What the exercise asks: Reproduce the listing below exactly. Pictures do not belong in the copy.

Material provided:
────────

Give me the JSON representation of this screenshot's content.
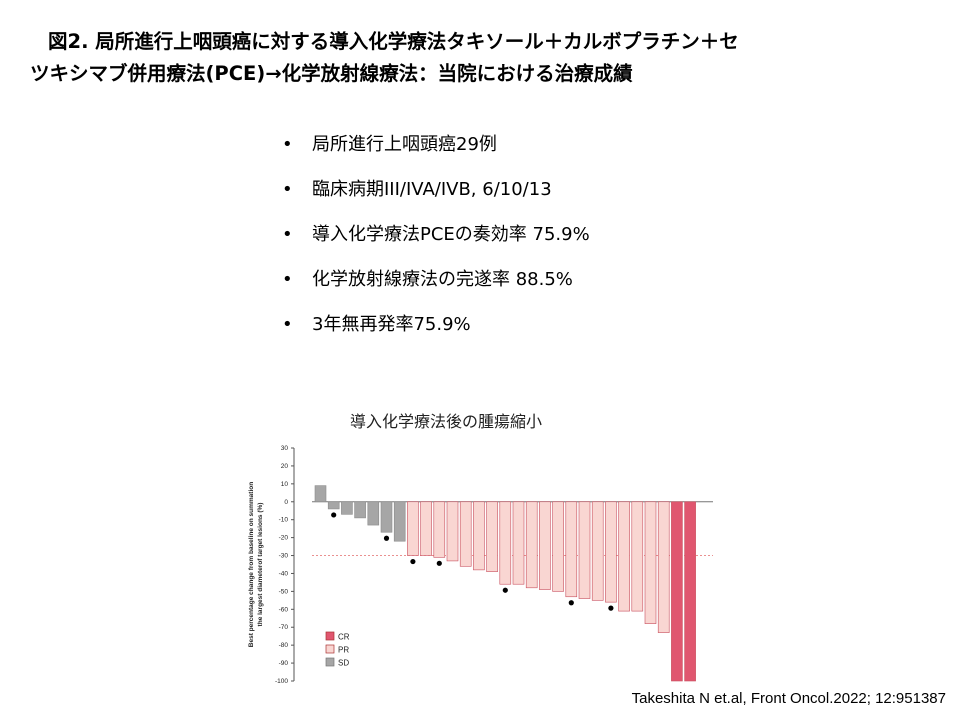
{
  "slide": {
    "title_line1": "図2. 局所進行上咽頭癌に対する導入化学療法タキソール＋カルボプラチン＋セ",
    "title_line2": "ツキシマブ併用療法(PCE)→化学放射線療法：当院における治療成績",
    "bullets": [
      "局所進行上咽頭癌29例",
      "臨床病期III/IVA/IVB, 6/10/13",
      "導入化学療法PCEの奏効率 75.9%",
      "化学放射線療法の完遂率 88.5%",
      "3年無再発率75.9%"
    ],
    "bullet_marker": "•",
    "chart_title": "導入化学療法後の腫瘍縮小",
    "citation": "Takeshita N et.al, Front Oncol.2022; 12:951387"
  },
  "colors": {
    "CR": "#e0566f",
    "PR": "#f9d6d2",
    "SD": "#a6a6a6",
    "threshold": "#e88080"
  },
  "chart_data": {
    "type": "bar",
    "title": "導入化学療法後の腫瘍縮小",
    "ylabel_lines": [
      "Best percentage change from baseline on summation",
      "the largest diameterof target lesions (%)"
    ],
    "ylim": [
      -100,
      30
    ],
    "yticks": [
      30,
      20,
      10,
      0,
      -10,
      -20,
      -30,
      -40,
      -50,
      -60,
      -70,
      -80,
      -90,
      -100
    ],
    "threshold": -30,
    "values": [
      9,
      -4,
      -7,
      -9,
      -13,
      -17,
      -22,
      -30,
      -30,
      -31,
      -33,
      -36,
      -38,
      -39,
      -46,
      -46,
      -48,
      -49,
      -50,
      -53,
      -54,
      -55,
      -56,
      -61,
      -61,
      -68,
      -73,
      -100,
      -100
    ],
    "response": [
      "SD",
      "SD",
      "SD",
      "SD",
      "SD",
      "SD",
      "SD",
      "PR",
      "PR",
      "PR",
      "PR",
      "PR",
      "PR",
      "PR",
      "PR",
      "PR",
      "PR",
      "PR",
      "PR",
      "PR",
      "PR",
      "PR",
      "PR",
      "PR",
      "PR",
      "PR",
      "PR",
      "CR",
      "CR"
    ],
    "dots": [
      1,
      5,
      7,
      9,
      14,
      19,
      22
    ],
    "legend": [
      "CR",
      "PR",
      "SD"
    ],
    "legend_position": "bottom-left"
  }
}
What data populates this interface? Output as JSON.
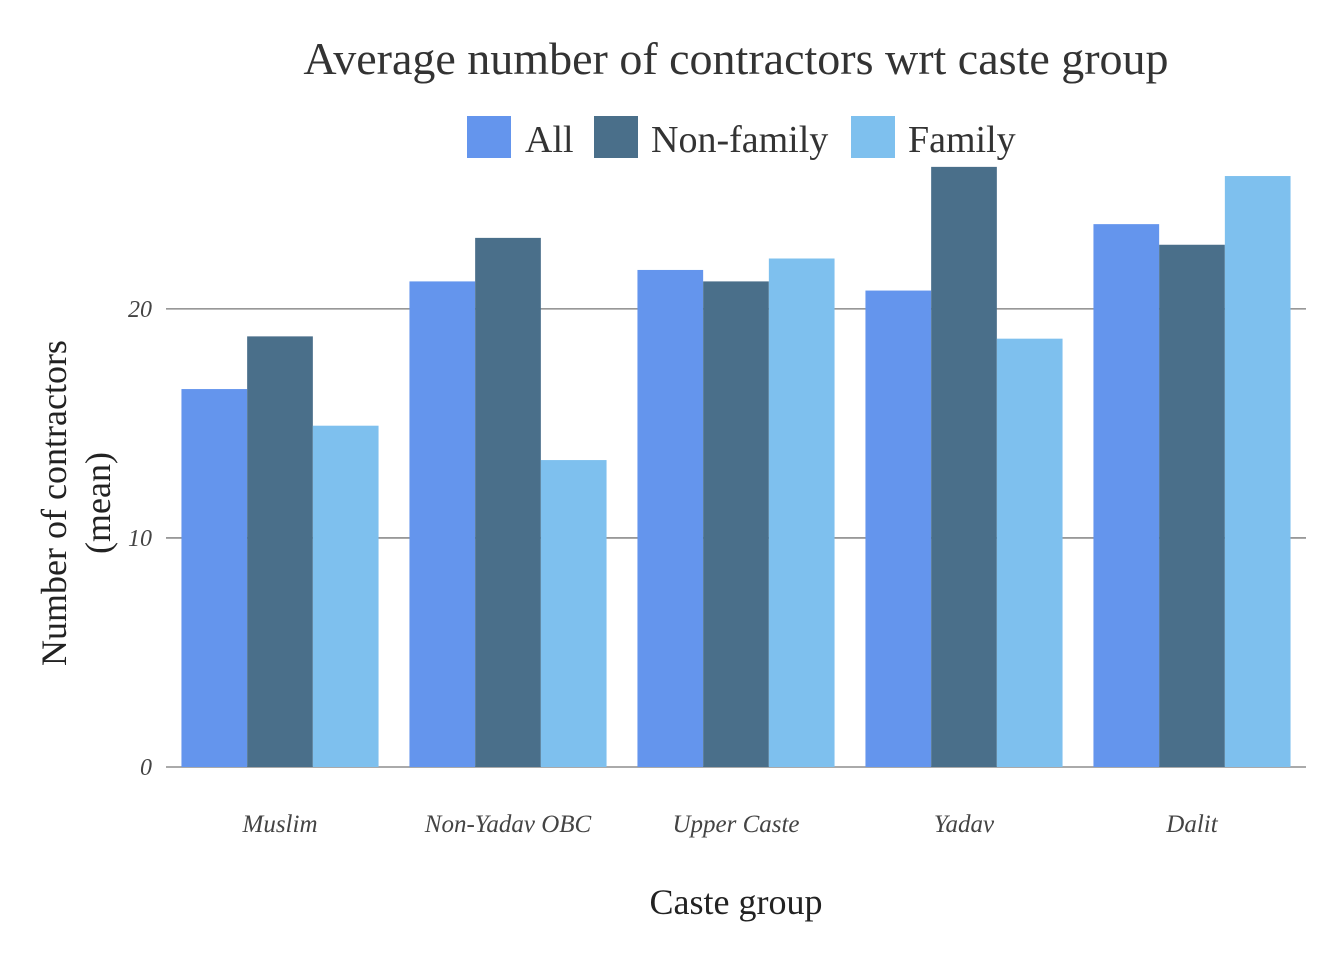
{
  "chart_data": {
    "type": "bar",
    "title": "Average number of contractors wrt caste group",
    "xlabel": "Caste group",
    "ylabel_lines": [
      "Number of contractors",
      "(mean)"
    ],
    "categories": [
      "Muslim",
      "Non-Yadav OBC",
      "Upper Caste",
      "Yadav",
      "Dalit"
    ],
    "series": [
      {
        "name": "All",
        "color": "#6495ED",
        "values": [
          16.5,
          21.2,
          21.7,
          20.8,
          23.7
        ]
      },
      {
        "name": "Non-family",
        "color": "#4A6F8A",
        "values": [
          18.8,
          23.1,
          21.2,
          26.2,
          22.8
        ]
      },
      {
        "name": "Family",
        "color": "#7EC0EE",
        "values": [
          14.9,
          13.4,
          22.2,
          18.7,
          25.8
        ]
      }
    ],
    "yticks": [
      0,
      10,
      20
    ],
    "ylim": [
      0,
      26.5
    ],
    "grid": true,
    "legend_position": "top"
  }
}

────────

Task solution:
Give me the JSON representation of this screenshot's content.
{
  "slide": {
    "title_line1": "図2. 局所進行上咽頭癌に対する導入化学療法タキソール＋カルボプラチン＋セ",
    "title_line2": "ツキシマブ併用療法(PCE)→化学放射線療法：当院における治療成績",
    "bullets": [
      "局所進行上咽頭癌29例",
      "臨床病期III/IVA/IVB, 6/10/13",
      "導入化学療法PCEの奏効率 75.9%",
      "化学放射線療法の完遂率 88.5%",
      "3年無再発率75.9%"
    ],
    "bullet_marker": "•",
    "chart_title": "導入化学療法後の腫瘍縮小",
    "citation": "Takeshita N et.al, Front Oncol.2022; 12:951387"
  },
  "colors": {
    "CR": "#e0566f",
    "PR": "#f9d6d2",
    "SD": "#a6a6a6",
    "threshold": "#e88080"
  },
  "chart_data": {
    "type": "bar",
    "title": "導入化学療法後の腫瘍縮小",
    "ylabel_lines": [
      "Best percentage change from baseline on summation",
      "the largest diameterof target lesions (%)"
    ],
    "ylim": [
      -100,
      30
    ],
    "yticks": [
      30,
      20,
      10,
      0,
      -10,
      -20,
      -30,
      -40,
      -50,
      -60,
      -70,
      -80,
      -90,
      -100
    ],
    "threshold": -30,
    "values": [
      9,
      -4,
      -7,
      -9,
      -13,
      -17,
      -22,
      -30,
      -30,
      -31,
      -33,
      -36,
      -38,
      -39,
      -46,
      -46,
      -48,
      -49,
      -50,
      -53,
      -54,
      -55,
      -56,
      -61,
      -61,
      -68,
      -73,
      -100,
      -100
    ],
    "response": [
      "SD",
      "SD",
      "SD",
      "SD",
      "SD",
      "SD",
      "SD",
      "PR",
      "PR",
      "PR",
      "PR",
      "PR",
      "PR",
      "PR",
      "PR",
      "PR",
      "PR",
      "PR",
      "PR",
      "PR",
      "PR",
      "PR",
      "PR",
      "PR",
      "PR",
      "PR",
      "PR",
      "CR",
      "CR"
    ],
    "dots": [
      1,
      5,
      7,
      9,
      14,
      19,
      22
    ],
    "legend": [
      "CR",
      "PR",
      "SD"
    ],
    "legend_position": "bottom-left"
  }
}
What data populates this interface? Output as JSON.
{
  "chart_data": {
    "type": "bar",
    "title": "Average number of contractors wrt caste group",
    "xlabel": "Caste group",
    "ylabel_lines": [
      "Number of contractors",
      "(mean)"
    ],
    "categories": [
      "Muslim",
      "Non-Yadav OBC",
      "Upper Caste",
      "Yadav",
      "Dalit"
    ],
    "series": [
      {
        "name": "All",
        "color": "#6495ED",
        "values": [
          16.5,
          21.2,
          21.7,
          20.8,
          23.7
        ]
      },
      {
        "name": "Non-family",
        "color": "#4A6F8A",
        "values": [
          18.8,
          23.1,
          21.2,
          26.2,
          22.8
        ]
      },
      {
        "name": "Family",
        "color": "#7EC0EE",
        "values": [
          14.9,
          13.4,
          22.2,
          18.7,
          25.8
        ]
      }
    ],
    "yticks": [
      0,
      10,
      20
    ],
    "ylim": [
      0,
      26.5
    ],
    "grid": true,
    "legend_position": "top"
  }
}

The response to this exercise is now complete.